Aim of the exercise: Look through the records below, count the lines with the word "readmore", and reply with only the number.

:: Input records

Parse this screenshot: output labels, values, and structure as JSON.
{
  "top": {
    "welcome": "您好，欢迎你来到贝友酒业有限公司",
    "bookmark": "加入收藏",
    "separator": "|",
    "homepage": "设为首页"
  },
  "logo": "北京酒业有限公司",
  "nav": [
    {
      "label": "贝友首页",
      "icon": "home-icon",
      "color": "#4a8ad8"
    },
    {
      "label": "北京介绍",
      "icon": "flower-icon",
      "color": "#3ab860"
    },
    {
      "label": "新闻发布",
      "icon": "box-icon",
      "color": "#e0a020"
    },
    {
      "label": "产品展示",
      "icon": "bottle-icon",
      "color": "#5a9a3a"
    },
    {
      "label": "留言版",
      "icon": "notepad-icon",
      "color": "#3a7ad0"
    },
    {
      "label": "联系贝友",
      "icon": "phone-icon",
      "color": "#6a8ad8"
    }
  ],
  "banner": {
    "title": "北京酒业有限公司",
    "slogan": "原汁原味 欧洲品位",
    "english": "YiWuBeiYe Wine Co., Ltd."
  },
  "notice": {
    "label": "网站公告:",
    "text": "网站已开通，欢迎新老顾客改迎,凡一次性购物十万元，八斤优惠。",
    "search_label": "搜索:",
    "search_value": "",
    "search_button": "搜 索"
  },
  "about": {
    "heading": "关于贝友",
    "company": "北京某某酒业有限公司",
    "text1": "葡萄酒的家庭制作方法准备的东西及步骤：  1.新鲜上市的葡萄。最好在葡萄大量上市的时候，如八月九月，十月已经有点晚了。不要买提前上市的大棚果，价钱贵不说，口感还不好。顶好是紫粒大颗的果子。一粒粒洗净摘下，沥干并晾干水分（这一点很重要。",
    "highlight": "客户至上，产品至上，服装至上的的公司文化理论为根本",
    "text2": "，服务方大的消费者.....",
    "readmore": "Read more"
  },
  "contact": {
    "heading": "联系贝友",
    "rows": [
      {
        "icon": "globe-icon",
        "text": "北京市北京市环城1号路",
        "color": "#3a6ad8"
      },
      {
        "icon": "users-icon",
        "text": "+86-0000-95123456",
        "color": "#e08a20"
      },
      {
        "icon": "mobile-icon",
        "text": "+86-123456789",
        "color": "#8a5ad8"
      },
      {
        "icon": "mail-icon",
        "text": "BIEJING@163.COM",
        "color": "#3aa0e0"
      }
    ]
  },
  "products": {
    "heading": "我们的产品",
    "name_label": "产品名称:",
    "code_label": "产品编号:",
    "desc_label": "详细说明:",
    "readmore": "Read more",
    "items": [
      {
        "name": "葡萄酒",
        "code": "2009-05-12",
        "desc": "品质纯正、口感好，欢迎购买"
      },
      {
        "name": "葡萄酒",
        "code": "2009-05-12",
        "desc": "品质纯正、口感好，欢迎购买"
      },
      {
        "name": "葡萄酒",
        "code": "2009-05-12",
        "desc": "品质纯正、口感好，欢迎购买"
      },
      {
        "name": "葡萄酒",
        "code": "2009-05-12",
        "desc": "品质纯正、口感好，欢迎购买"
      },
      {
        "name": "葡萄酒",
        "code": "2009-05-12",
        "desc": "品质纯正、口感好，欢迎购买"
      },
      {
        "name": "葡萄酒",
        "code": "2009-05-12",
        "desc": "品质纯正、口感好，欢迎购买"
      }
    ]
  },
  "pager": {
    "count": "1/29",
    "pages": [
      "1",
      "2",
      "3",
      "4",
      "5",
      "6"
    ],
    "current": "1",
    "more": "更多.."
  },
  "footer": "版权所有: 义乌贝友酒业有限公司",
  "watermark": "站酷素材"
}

::::

Task solution: 2